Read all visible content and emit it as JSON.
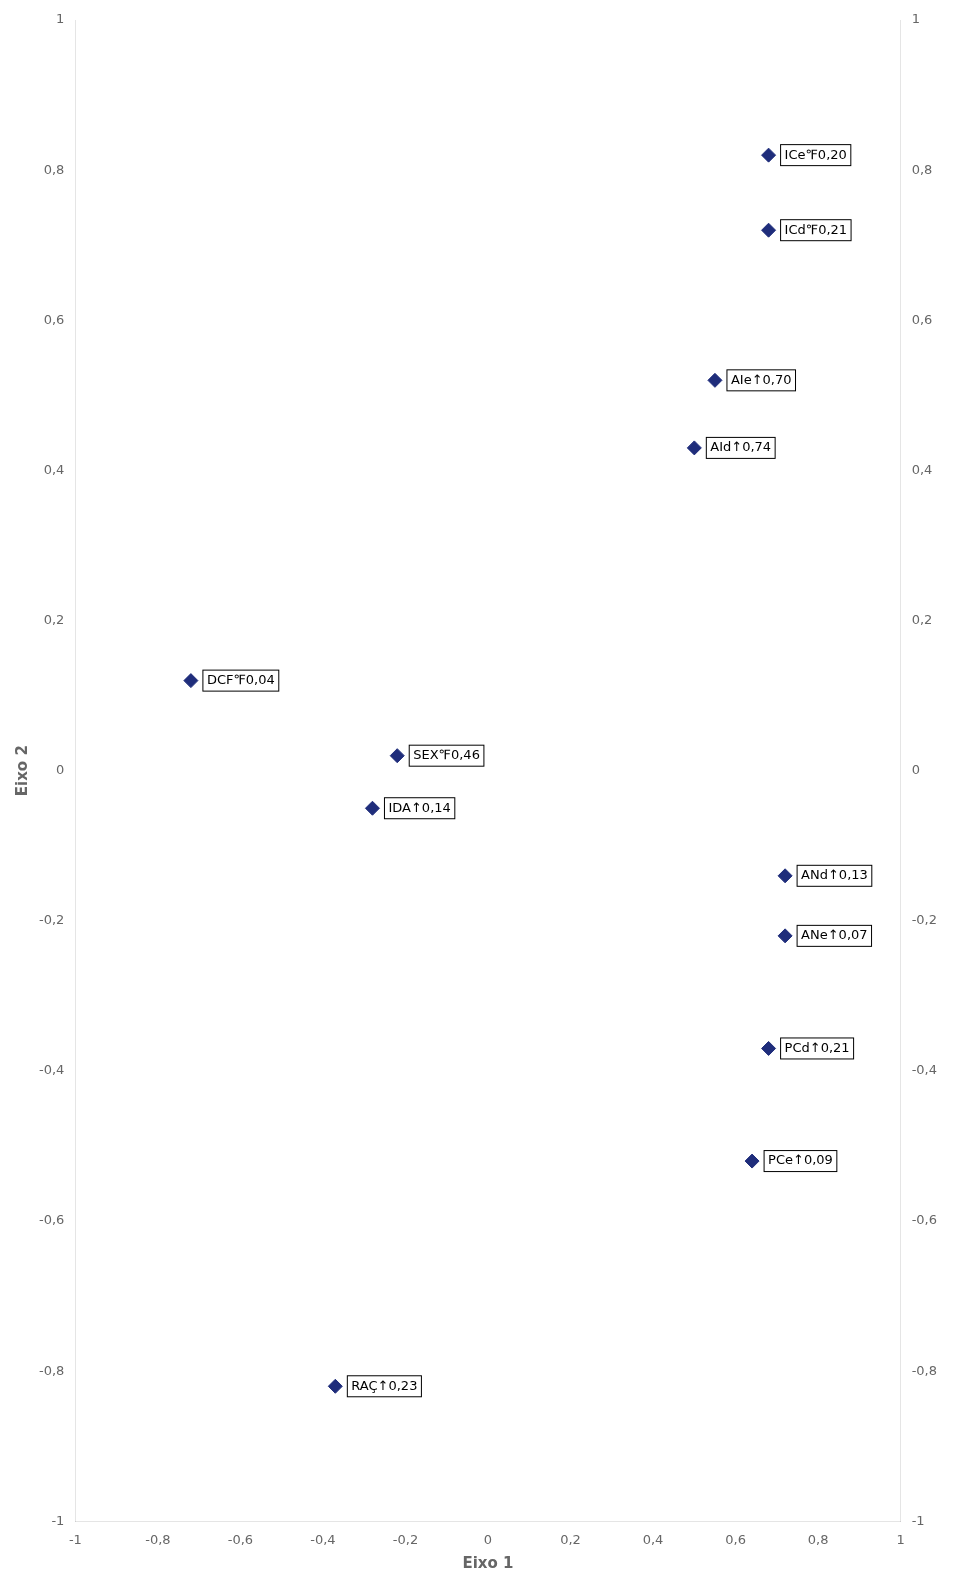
{
  "chart_data": {
    "type": "scatter",
    "xlabel": "Eixo 1",
    "ylabel": "Eixo 2",
    "xlim": [
      -1,
      1
    ],
    "ylim": [
      -1,
      1
    ],
    "y2lim": [
      -1,
      1
    ],
    "xticks": [
      -1,
      {
        "value": -0.8,
        "label": "-0,8"
      },
      {
        "value": -0.6,
        "label": "-0,6"
      },
      {
        "value": -0.4,
        "label": "-0,4"
      },
      {
        "value": -0.2,
        "label": "-0,2"
      },
      0,
      {
        "value": 0.2,
        "label": "0,2"
      },
      {
        "value": 0.4,
        "label": "0,4"
      },
      {
        "value": 0.6,
        "label": "0,6"
      },
      {
        "value": 0.8,
        "label": "0,8"
      },
      1
    ],
    "yticks": [
      -1,
      {
        "value": -0.8,
        "label": "-0,8"
      },
      {
        "value": -0.6,
        "label": "-0,6"
      },
      {
        "value": -0.4,
        "label": "-0,4"
      },
      {
        "value": -0.2,
        "label": "-0,2"
      },
      0,
      {
        "value": 0.2,
        "label": "0,2"
      },
      {
        "value": 0.4,
        "label": "0,4"
      },
      {
        "value": 0.6,
        "label": "0,6"
      },
      {
        "value": 0.8,
        "label": "0,8"
      },
      1
    ],
    "y2ticks": [
      -1,
      {
        "value": -0.8,
        "label": "-0,8"
      },
      {
        "value": -0.6,
        "label": "-0,6"
      },
      {
        "value": -0.4,
        "label": "-0,4"
      },
      {
        "value": -0.2,
        "label": "-0,2"
      },
      0,
      {
        "value": 0.2,
        "label": "0,2"
      },
      {
        "value": 0.4,
        "label": "0,4"
      },
      {
        "value": 0.6,
        "label": "0,6"
      },
      {
        "value": 0.8,
        "label": "0,8"
      },
      1
    ],
    "x": [
      0.55,
      0.5,
      -0.72,
      -0.22,
      -0.28,
      0.68,
      0.68,
      0.72,
      0.72,
      0.68,
      0.64,
      -0.37
    ],
    "values": [
      0.52,
      0.43,
      0.12,
      0.02,
      -0.05,
      0.82,
      0.72,
      -0.14,
      -0.22,
      -0.37,
      -0.52,
      -0.82
    ],
    "labels": [
      "AIe↑0,70",
      "AId↑0,74",
      "DCF℉0,04",
      "SEX℉0,46",
      "IDA↑0,14",
      "ICe℉0,20",
      "ICd℉0,21",
      "ANd↑0,13",
      "ANe↑0,07",
      "PCd↑0,21",
      "PCe↑0,09",
      "RAÇ↑0,23"
    ],
    "color": "#1f2d7b",
    "marker": "diamond",
    "grid": false
  }
}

WHAT TO DO
Your copy should match the records word for word, with the pictures removed.

EXERCISE OUTPUT
Read all visible content and emit it as JSON.
{
  "chart_data": {
    "type": "scatter",
    "xlabel": "Eixo 1",
    "ylabel": "Eixo 2",
    "xlim": [
      -1,
      1
    ],
    "ylim": [
      -1,
      1
    ],
    "y2lim": [
      -1,
      1
    ],
    "xticks": [
      -1,
      {
        "value": -0.8,
        "label": "-0,8"
      },
      {
        "value": -0.6,
        "label": "-0,6"
      },
      {
        "value": -0.4,
        "label": "-0,4"
      },
      {
        "value": -0.2,
        "label": "-0,2"
      },
      0,
      {
        "value": 0.2,
        "label": "0,2"
      },
      {
        "value": 0.4,
        "label": "0,4"
      },
      {
        "value": 0.6,
        "label": "0,6"
      },
      {
        "value": 0.8,
        "label": "0,8"
      },
      1
    ],
    "yticks": [
      -1,
      {
        "value": -0.8,
        "label": "-0,8"
      },
      {
        "value": -0.6,
        "label": "-0,6"
      },
      {
        "value": -0.4,
        "label": "-0,4"
      },
      {
        "value": -0.2,
        "label": "-0,2"
      },
      0,
      {
        "value": 0.2,
        "label": "0,2"
      },
      {
        "value": 0.4,
        "label": "0,4"
      },
      {
        "value": 0.6,
        "label": "0,6"
      },
      {
        "value": 0.8,
        "label": "0,8"
      },
      1
    ],
    "y2ticks": [
      -1,
      {
        "value": -0.8,
        "label": "-0,8"
      },
      {
        "value": -0.6,
        "label": "-0,6"
      },
      {
        "value": -0.4,
        "label": "-0,4"
      },
      {
        "value": -0.2,
        "label": "-0,2"
      },
      0,
      {
        "value": 0.2,
        "label": "0,2"
      },
      {
        "value": 0.4,
        "label": "0,4"
      },
      {
        "value": 0.6,
        "label": "0,6"
      },
      {
        "value": 0.8,
        "label": "0,8"
      },
      1
    ],
    "x": [
      0.55,
      0.5,
      -0.72,
      -0.22,
      -0.28,
      0.68,
      0.68,
      0.72,
      0.72,
      0.68,
      0.64,
      -0.37
    ],
    "values": [
      0.52,
      0.43,
      0.12,
      0.02,
      -0.05,
      0.82,
      0.72,
      -0.14,
      -0.22,
      -0.37,
      -0.52,
      -0.82
    ],
    "labels": [
      "AIe↑0,70",
      "AId↑0,74",
      "DCF℉0,04",
      "SEX℉0,46",
      "IDA↑0,14",
      "ICe℉0,20",
      "ICd℉0,21",
      "ANd↑0,13",
      "ANe↑0,07",
      "PCd↑0,21",
      "PCe↑0,09",
      "RAÇ↑0,23"
    ],
    "color": "#1f2d7b",
    "marker": "diamond",
    "grid": false
  }
}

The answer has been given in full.